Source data
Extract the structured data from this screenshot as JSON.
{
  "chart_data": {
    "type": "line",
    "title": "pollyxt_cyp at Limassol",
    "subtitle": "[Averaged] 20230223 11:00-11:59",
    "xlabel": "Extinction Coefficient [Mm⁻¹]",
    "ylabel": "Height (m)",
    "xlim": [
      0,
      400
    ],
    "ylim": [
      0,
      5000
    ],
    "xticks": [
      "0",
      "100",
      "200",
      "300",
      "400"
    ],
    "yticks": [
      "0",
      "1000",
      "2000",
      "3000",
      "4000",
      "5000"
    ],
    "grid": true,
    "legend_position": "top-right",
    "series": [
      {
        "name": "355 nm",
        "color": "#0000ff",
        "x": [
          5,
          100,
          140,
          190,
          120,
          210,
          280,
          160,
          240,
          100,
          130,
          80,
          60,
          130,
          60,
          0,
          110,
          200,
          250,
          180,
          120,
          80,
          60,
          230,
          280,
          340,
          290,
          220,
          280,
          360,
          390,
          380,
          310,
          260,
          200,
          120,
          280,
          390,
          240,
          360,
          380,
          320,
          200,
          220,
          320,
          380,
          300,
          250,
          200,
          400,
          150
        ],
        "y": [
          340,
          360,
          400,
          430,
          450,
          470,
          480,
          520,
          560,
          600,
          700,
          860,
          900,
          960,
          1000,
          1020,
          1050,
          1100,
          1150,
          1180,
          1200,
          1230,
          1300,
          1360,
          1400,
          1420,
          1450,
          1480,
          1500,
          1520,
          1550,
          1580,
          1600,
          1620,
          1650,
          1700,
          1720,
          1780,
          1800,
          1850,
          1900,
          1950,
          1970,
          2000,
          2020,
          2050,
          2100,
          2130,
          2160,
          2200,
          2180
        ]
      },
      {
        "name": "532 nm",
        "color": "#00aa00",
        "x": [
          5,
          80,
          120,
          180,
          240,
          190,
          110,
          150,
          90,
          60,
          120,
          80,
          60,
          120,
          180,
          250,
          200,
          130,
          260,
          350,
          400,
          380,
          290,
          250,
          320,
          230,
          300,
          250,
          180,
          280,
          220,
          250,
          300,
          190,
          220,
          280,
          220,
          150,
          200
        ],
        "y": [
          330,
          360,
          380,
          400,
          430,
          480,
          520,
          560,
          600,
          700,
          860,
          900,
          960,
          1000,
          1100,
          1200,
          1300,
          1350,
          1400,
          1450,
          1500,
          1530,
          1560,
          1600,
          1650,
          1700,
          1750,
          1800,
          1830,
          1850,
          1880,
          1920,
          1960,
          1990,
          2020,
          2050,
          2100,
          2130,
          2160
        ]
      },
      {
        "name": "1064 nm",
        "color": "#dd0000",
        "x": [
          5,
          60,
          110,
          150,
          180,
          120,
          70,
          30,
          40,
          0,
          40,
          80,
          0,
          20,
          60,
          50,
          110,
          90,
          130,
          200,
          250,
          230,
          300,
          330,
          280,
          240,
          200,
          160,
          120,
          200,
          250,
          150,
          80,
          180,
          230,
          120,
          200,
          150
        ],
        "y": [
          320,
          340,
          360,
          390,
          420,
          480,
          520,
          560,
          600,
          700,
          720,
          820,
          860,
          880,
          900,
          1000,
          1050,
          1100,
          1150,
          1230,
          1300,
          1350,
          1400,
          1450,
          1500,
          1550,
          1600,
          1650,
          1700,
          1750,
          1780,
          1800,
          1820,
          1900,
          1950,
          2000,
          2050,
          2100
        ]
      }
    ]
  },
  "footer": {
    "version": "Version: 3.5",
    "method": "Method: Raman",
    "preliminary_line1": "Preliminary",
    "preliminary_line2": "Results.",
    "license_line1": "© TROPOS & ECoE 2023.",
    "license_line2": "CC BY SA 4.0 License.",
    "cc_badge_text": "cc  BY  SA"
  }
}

▶ _Task details_: Find the word "color" in the data and show each line that holds it.

▶ _Written answer_:
        "color": "#0000ff",
        "color": "#00aa00",
        "color": "#dd0000",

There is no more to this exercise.